#### [AIM]
Extract, from the records beneath this instruction, each line that contains the word "Entität".

***** PROVIDED RECORDS

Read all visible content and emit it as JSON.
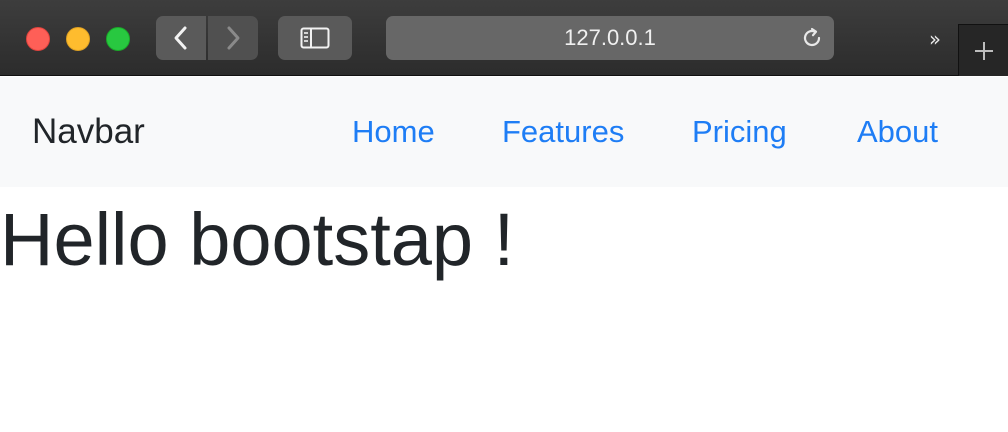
{
  "browser": {
    "address": "127.0.0.1",
    "icons": {
      "back": "chevron-left-icon",
      "forward": "chevron-right-icon",
      "sidebar": "sidebar-icon",
      "reload": "reload-icon",
      "overflow": "double-chevron-right-icon",
      "new_tab": "plus-icon"
    },
    "overflow_glyph": "››"
  },
  "navbar": {
    "brand": "Navbar",
    "links": [
      {
        "label": "Home"
      },
      {
        "label": "Features"
      },
      {
        "label": "Pricing"
      },
      {
        "label": "About"
      }
    ],
    "link_color": "#1e7df5",
    "background": "#f8f9fa"
  },
  "main": {
    "heading": "Hello bootstap !"
  }
}
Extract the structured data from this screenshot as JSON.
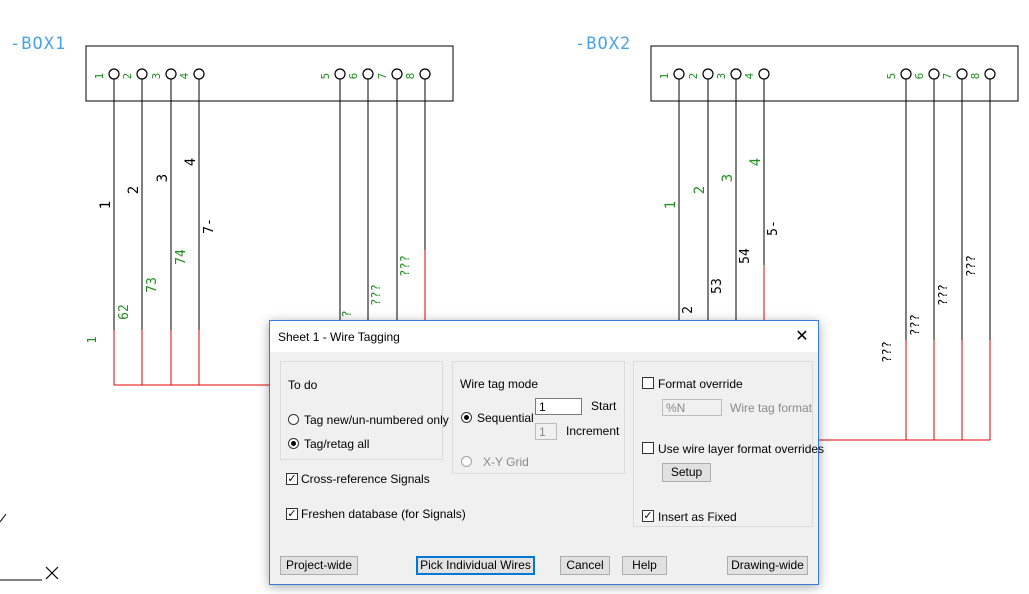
{
  "drawing": {
    "box1": {
      "label": "-BOX1",
      "left_terminals": [
        "1",
        "2",
        "3",
        "4"
      ],
      "right_terminals": [
        "5",
        "6",
        "7",
        "8"
      ],
      "wire_tags": [
        "1",
        "2",
        "3",
        "4"
      ],
      "xref": [
        "62",
        "73",
        "74",
        "7-"
      ],
      "extra_tag": "1",
      "right_tags": [
        "?",
        "???",
        "???"
      ]
    },
    "box2": {
      "label": "-BOX2",
      "left_terminals": [
        "1",
        "2",
        "3",
        "4"
      ],
      "right_terminals": [
        "5",
        "6",
        "7",
        "8"
      ],
      "wire_tags": [
        "1",
        "2",
        "3",
        "4"
      ],
      "xref": [
        "2",
        "53",
        "54",
        "5-"
      ],
      "right_tags": [
        "???",
        "???",
        "???",
        "???"
      ]
    }
  },
  "dialog": {
    "title": "Sheet 1 - Wire Tagging",
    "close_glyph": "✕",
    "todo": {
      "heading": "To do",
      "tag_new": "Tag new/un-numbered only",
      "tag_all": "Tag/retag all",
      "selected": "Tag/retag all"
    },
    "cross_reference": {
      "label": "Cross-reference Signals",
      "checked": true
    },
    "freshen": {
      "label": "Freshen database (for Signals)",
      "checked": true
    },
    "mode": {
      "heading": "Wire tag mode",
      "sequential": "Sequential",
      "xy_grid": "X-Y Grid",
      "selected": "Sequential",
      "start_value": "1",
      "start_label": "Start",
      "increment_value": "1",
      "increment_label": "Increment"
    },
    "format": {
      "override_label": "Format override",
      "override_checked": false,
      "format_value": "%N",
      "format_label": "Wire tag format",
      "layer_label": "Use wire layer format overrides",
      "layer_checked": false,
      "setup_label": "Setup",
      "fixed_label": "Insert as Fixed",
      "fixed_checked": true
    },
    "buttons": {
      "project_wide": "Project-wide",
      "pick": "Pick Individual Wires",
      "cancel": "Cancel",
      "help": "Help",
      "drawing_wide": "Drawing-wide"
    }
  },
  "colors": {
    "wire": "#000000",
    "red_wire": "#e60000",
    "green_tag": "#1f8f1f",
    "accent": "#4aa3e8"
  }
}
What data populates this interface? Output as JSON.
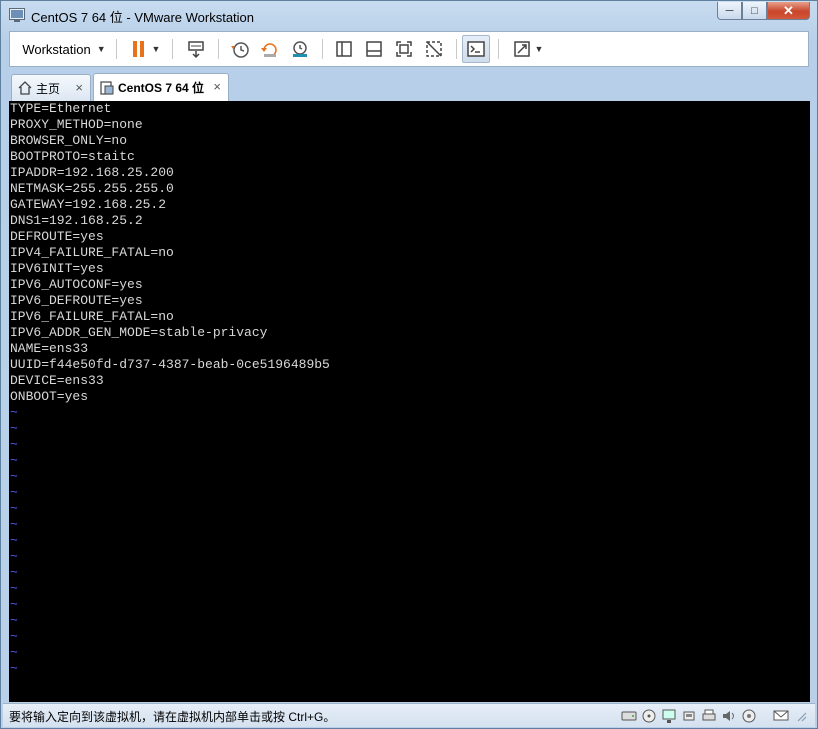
{
  "window": {
    "title": "CentOS 7 64 位 - VMware Workstation",
    "controls": {
      "minimize": "─",
      "maximize": "□",
      "close": "✕"
    }
  },
  "toolbar": {
    "menu_label": "Workstation",
    "icons": [
      "pause-icon",
      "send-ctrl-alt-del-icon",
      "snapshot-icon",
      "revert-snapshot-icon",
      "snapshot-manager-icon",
      "library-view-icon",
      "single-window-icon",
      "fullscreen-icon",
      "unity-icon",
      "console-view-icon",
      "stretch-icon"
    ],
    "accent_color": "#e8711c"
  },
  "tabs": [
    {
      "label": "主页",
      "icon": "home-icon",
      "close": "×"
    },
    {
      "label": "CentOS 7 64 位",
      "icon": "vm-icon",
      "close": "×",
      "active": true
    }
  ],
  "console": {
    "lines": [
      "TYPE=Ethernet",
      "PROXY_METHOD=none",
      "BROWSER_ONLY=no",
      "BOOTPROTO=staitc",
      "IPADDR=192.168.25.200",
      "NETMASK=255.255.255.0",
      "GATEWAY=192.168.25.2",
      "DNS1=192.168.25.2",
      "DEFROUTE=yes",
      "IPV4_FAILURE_FATAL=no",
      "IPV6INIT=yes",
      "IPV6_AUTOCONF=yes",
      "IPV6_DEFROUTE=yes",
      "IPV6_FAILURE_FATAL=no",
      "IPV6_ADDR_GEN_MODE=stable-privacy",
      "NAME=ens33",
      "UUID=f44e50fd-d737-4387-beab-0ce5196489b5",
      "DEVICE=ens33",
      "ONBOOT=yes"
    ],
    "tilde_lines": [
      "~",
      "~",
      "~",
      "~",
      "~",
      "~",
      "~",
      "~",
      "~",
      "~",
      "~",
      "~",
      "~",
      "~",
      "~",
      "~",
      "~"
    ],
    "text_color": "#d8d8d8",
    "tilde_color": "#5a5aff"
  },
  "statusbar": {
    "text": "要将输入定向到该虚拟机，请在虚拟机内部单击或按 Ctrl+G。",
    "icons": [
      "hard-disk-icon",
      "cd-drive-icon",
      "network-icon",
      "usb-icon",
      "printer-icon",
      "sound-icon",
      "display-icon",
      "message-icon"
    ]
  }
}
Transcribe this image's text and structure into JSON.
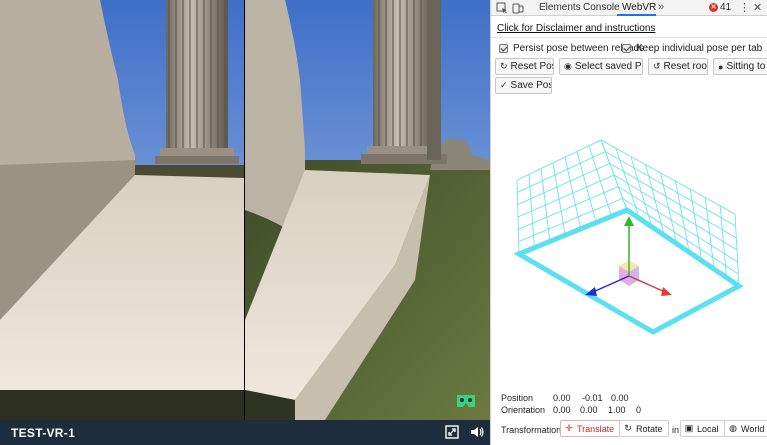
{
  "vr": {
    "title": "TEST-VR-1",
    "icons": [
      "fullscreen-icon",
      "volume-icon",
      "cardboard-icon"
    ]
  },
  "devtools": {
    "tabs": [
      {
        "label": "Elements"
      },
      {
        "label": "Console"
      },
      {
        "label": "WebVR"
      }
    ],
    "active_tab": "WebVR",
    "more_tabs": "»",
    "error_count": "41",
    "kebab": "⋮",
    "close": "✕",
    "disclaimer": "Click for Disclaimer and instructions",
    "options": {
      "persist_pose": "Persist pose between reloads",
      "keep_individual": "Keep individual pose per tab"
    },
    "buttons": {
      "reset_pose": "Reset Pose",
      "select_saved": "Select saved Pose",
      "reset_room": "Reset room",
      "sitting": "Sitting to sta",
      "save_pose": "Save Pose"
    },
    "position": {
      "label": "Position",
      "values": [
        "0.00",
        "-0.01",
        "0.00"
      ]
    },
    "orientation": {
      "label": "Orientation",
      "values": [
        "0.00",
        "0.00",
        "1.00",
        "0"
      ]
    },
    "transformation": {
      "label": "Transformation",
      "translate": "Translate",
      "rotate": "Rotate",
      "in": "in",
      "local": "Local",
      "world": "World"
    },
    "colors": {
      "grid": "#5ae0f0",
      "axis_x": "#e53935",
      "axis_y": "#2eb82e",
      "axis_z": "#1d2fd6",
      "tab_accent": "#1a73e8"
    }
  }
}
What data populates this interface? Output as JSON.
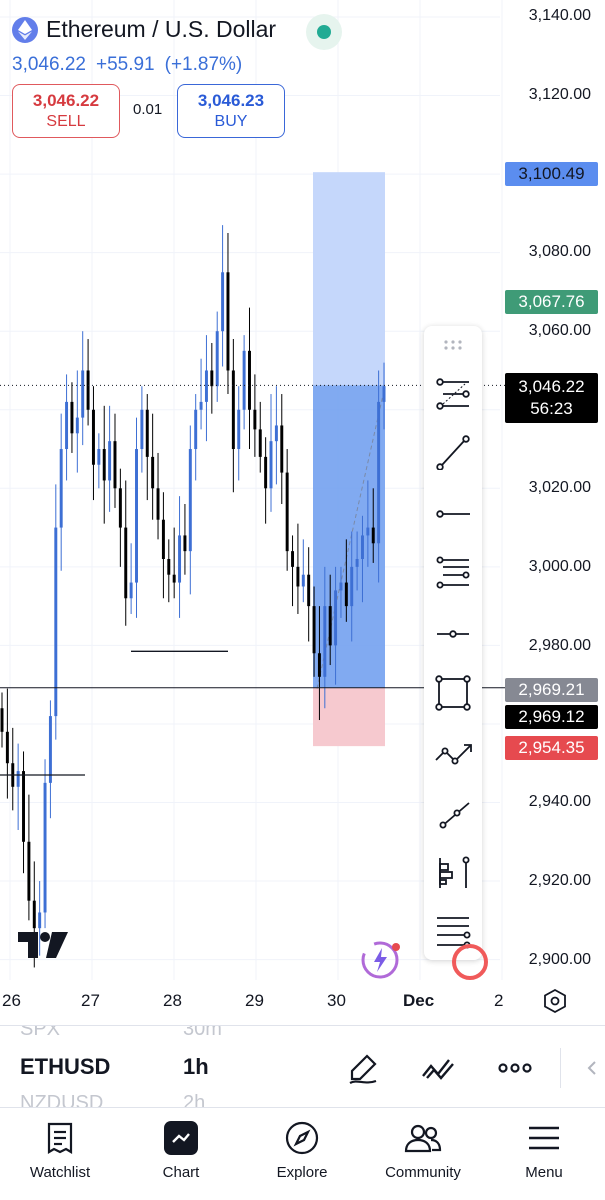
{
  "header": {
    "title": "Ethereum / U.S. Dollar",
    "last_price": "3,046.22",
    "change": "+55.91",
    "change_pct": "(+1.87%)",
    "sell_price": "3,046.22",
    "sell_label": "SELL",
    "buy_price": "3,046.23",
    "buy_label": "BUY",
    "spread": "0.01",
    "market_status_color": "#22ab94"
  },
  "price_axis": {
    "labels": [
      "3,140.00",
      "3,120.00",
      "3,080.00",
      "3,060.00",
      "3,020.00",
      "3,000.00",
      "2,980.00",
      "2,940.00",
      "2,920.00",
      "2,900.00"
    ],
    "tags": {
      "target": "3,100.49",
      "entry_green": "3,067.76",
      "current_price": "3,046.22",
      "countdown": "56:23",
      "line_gray": "2,969.21",
      "line_black": "2,969.12",
      "stop": "2,954.35"
    },
    "tag_colors": {
      "target": "#5b8def",
      "entry_green": "#3f9b77",
      "line_gray": "#868993",
      "line_black": "#000000",
      "stop": "#e64a4f"
    }
  },
  "time_axis": {
    "labels": [
      "26",
      "27",
      "28",
      "29",
      "30",
      "Dec",
      "2"
    ]
  },
  "drawing_tools": [
    "fib-retracement-icon",
    "trend-line-icon",
    "horizontal-ray-icon",
    "fib-extension-icon",
    "horizontal-line-icon",
    "rectangle-icon",
    "path-icon",
    "ray-icon",
    "long-position-icon",
    "parallel-lines-icon"
  ],
  "symbol_bar": {
    "prev_symbol": "SPX",
    "prev_interval": "30m",
    "symbol": "ETHUSD",
    "interval": "1h",
    "next_symbol": "NZDUSD",
    "next_interval": "2h"
  },
  "nav": {
    "items": [
      {
        "label": "Watchlist",
        "icon": "watchlist-icon"
      },
      {
        "label": "Chart",
        "icon": "chart-icon"
      },
      {
        "label": "Explore",
        "icon": "compass-icon"
      },
      {
        "label": "Community",
        "icon": "community-icon"
      },
      {
        "label": "Menu",
        "icon": "menu-icon"
      }
    ]
  },
  "colors": {
    "up": "#3d6fd4",
    "down": "#000000",
    "profit_zone": "#6b9bef",
    "stop_zone": "#f6c9cf"
  },
  "chart_data": {
    "type": "candlestick",
    "interval": "1h",
    "y_axis_ticks": [
      3140,
      3120,
      3100,
      3080,
      3060,
      3040,
      3020,
      3000,
      2980,
      2960,
      2940,
      2920,
      2900
    ],
    "ylim": [
      2895,
      3145
    ],
    "x_ticks": [
      "26",
      "27",
      "28",
      "29",
      "30",
      "Dec",
      "2"
    ],
    "last_price": 3046.22,
    "position": {
      "type": "long",
      "entry": 2969.21,
      "target": 3100.49,
      "stop": 2954.35
    },
    "horizontal_lines": [
      2969.12,
      2984.0
    ],
    "closes": [
      2958,
      2950,
      2944,
      2948,
      2930,
      2915,
      2908,
      2912,
      2945,
      2962,
      3010,
      3030,
      3042,
      3034,
      3038,
      3050,
      3040,
      3026,
      3030,
      3022,
      3032,
      3020,
      3010,
      2992,
      2996,
      3030,
      3040,
      3028,
      3020,
      3012,
      3002,
      2998,
      2996,
      3008,
      3004,
      3030,
      3040,
      3042,
      3050,
      3046,
      3060,
      3075,
      3050,
      3030,
      3040,
      3055,
      3040,
      3035,
      3028,
      3020,
      3032,
      3036,
      3024,
      3004,
      3000,
      2995,
      2998,
      2990,
      2978,
      2972,
      2990,
      2980,
      2994,
      2996,
      2990,
      3000,
      3002,
      3008,
      3010,
      3006,
      3042,
      3046
    ]
  }
}
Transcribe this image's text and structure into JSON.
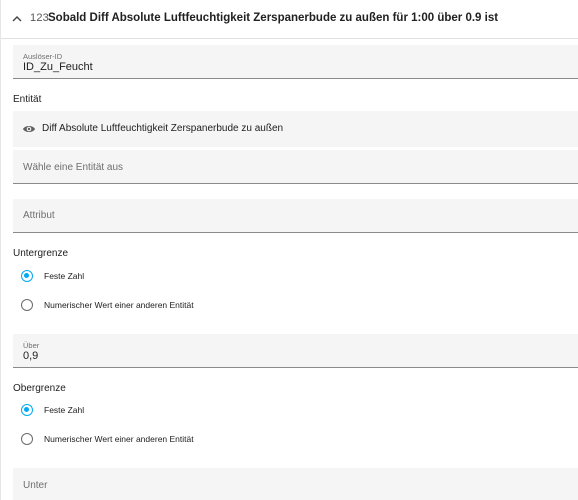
{
  "header": {
    "type_label": "123",
    "title": "Sobald Diff Absolute Luftfeuchtigkeit Zerspanerbude zu außen für 1:00 über 0.9 ist"
  },
  "trigger_id": {
    "label": "Auslöser-ID",
    "value": "ID_Zu_Feucht"
  },
  "entity_section": {
    "label": "Entität",
    "selected_entity": "Diff Absolute Luftfeuchtigkeit Zerspanerbude zu außen",
    "select_placeholder": "Wähle eine Entität aus"
  },
  "attribute": {
    "placeholder": "Attribut"
  },
  "lower_limit": {
    "label": "Untergrenze",
    "options": [
      "Feste Zahl",
      "Numerischer Wert einer anderen Entität"
    ],
    "selected_index": 0
  },
  "above": {
    "label": "Über",
    "value": "0,9"
  },
  "upper_limit": {
    "label": "Obergrenze",
    "options": [
      "Feste Zahl",
      "Numerischer Wert einer anderen Entität"
    ],
    "selected_index": 0
  },
  "below": {
    "placeholder": "Unter"
  },
  "colors": {
    "accent": "#03a9f4",
    "field_bg": "#f5f5f5"
  }
}
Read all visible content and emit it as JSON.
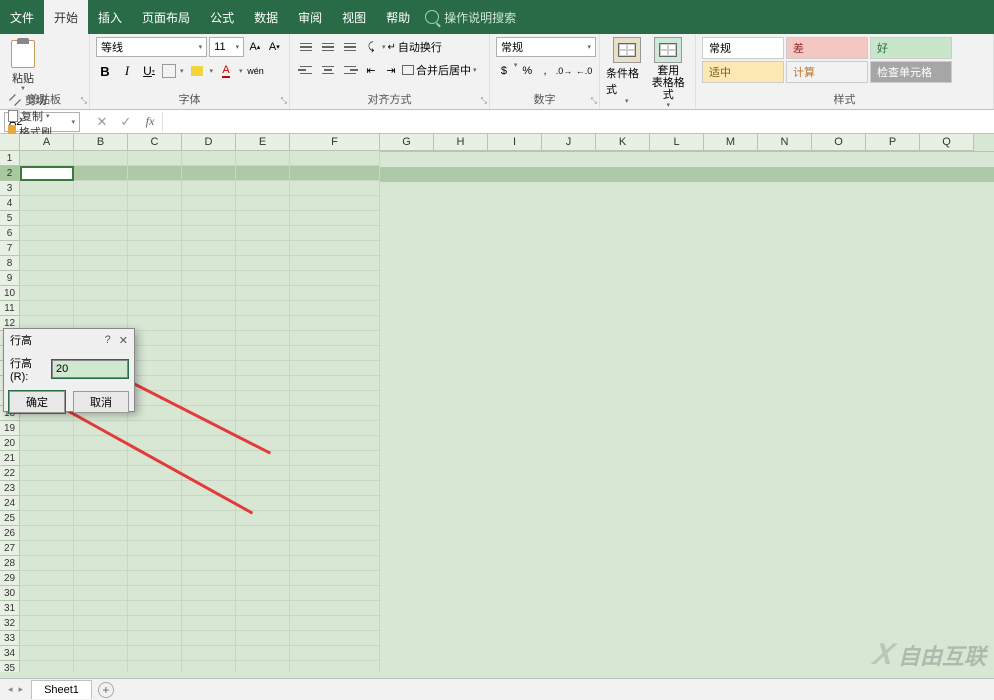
{
  "menu": {
    "items": [
      "文件",
      "开始",
      "插入",
      "页面布局",
      "公式",
      "数据",
      "审阅",
      "视图",
      "帮助"
    ],
    "active": "开始",
    "search_placeholder": "操作说明搜索"
  },
  "ribbon": {
    "clipboard": {
      "label": "剪贴板",
      "paste": "粘贴",
      "cut": "剪切",
      "copy": "复制",
      "format_painter": "格式刷"
    },
    "font": {
      "label": "字体",
      "name": "等线",
      "size": "11"
    },
    "align": {
      "label": "对齐方式",
      "wrap": "自动换行",
      "merge": "合并后居中"
    },
    "number": {
      "label": "数字",
      "format": "常规",
      "percent": "%",
      "comma": ","
    },
    "format": {
      "cond": "条件格式",
      "table": "套用\n表格格式"
    },
    "styles": {
      "label": "样式",
      "normal": "常规",
      "bad": "差",
      "good": "好",
      "neutral": "适中",
      "calc": "计算",
      "check": "检查单元格"
    }
  },
  "name_box": "A2",
  "columns": {
    "headers": [
      "A",
      "B",
      "C",
      "D",
      "E",
      "F",
      "G",
      "H",
      "I",
      "J",
      "K",
      "L",
      "M",
      "N",
      "O",
      "P",
      "Q"
    ],
    "widths": [
      54,
      54,
      54,
      54,
      54,
      90,
      54,
      54,
      54,
      54,
      54,
      54,
      54,
      54,
      54,
      54,
      54
    ]
  },
  "row_count_visible": 35,
  "selected_row": 2,
  "filled_cols": 6,
  "dialog": {
    "title": "行高",
    "field_label": "行高(R):",
    "value": "20",
    "ok": "确定",
    "cancel": "取消",
    "help": "?",
    "close": "✕"
  },
  "sheet": {
    "name": "Sheet1"
  },
  "watermark": "自由互联"
}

**********

#### [OUTPUT]
    "label": "Entität",
    "select_placeholder": "Wähle eine Entität aus"
      "Numerischer Wert einer anderen Entität"
      "Numerischer Wert einer anderen Entität"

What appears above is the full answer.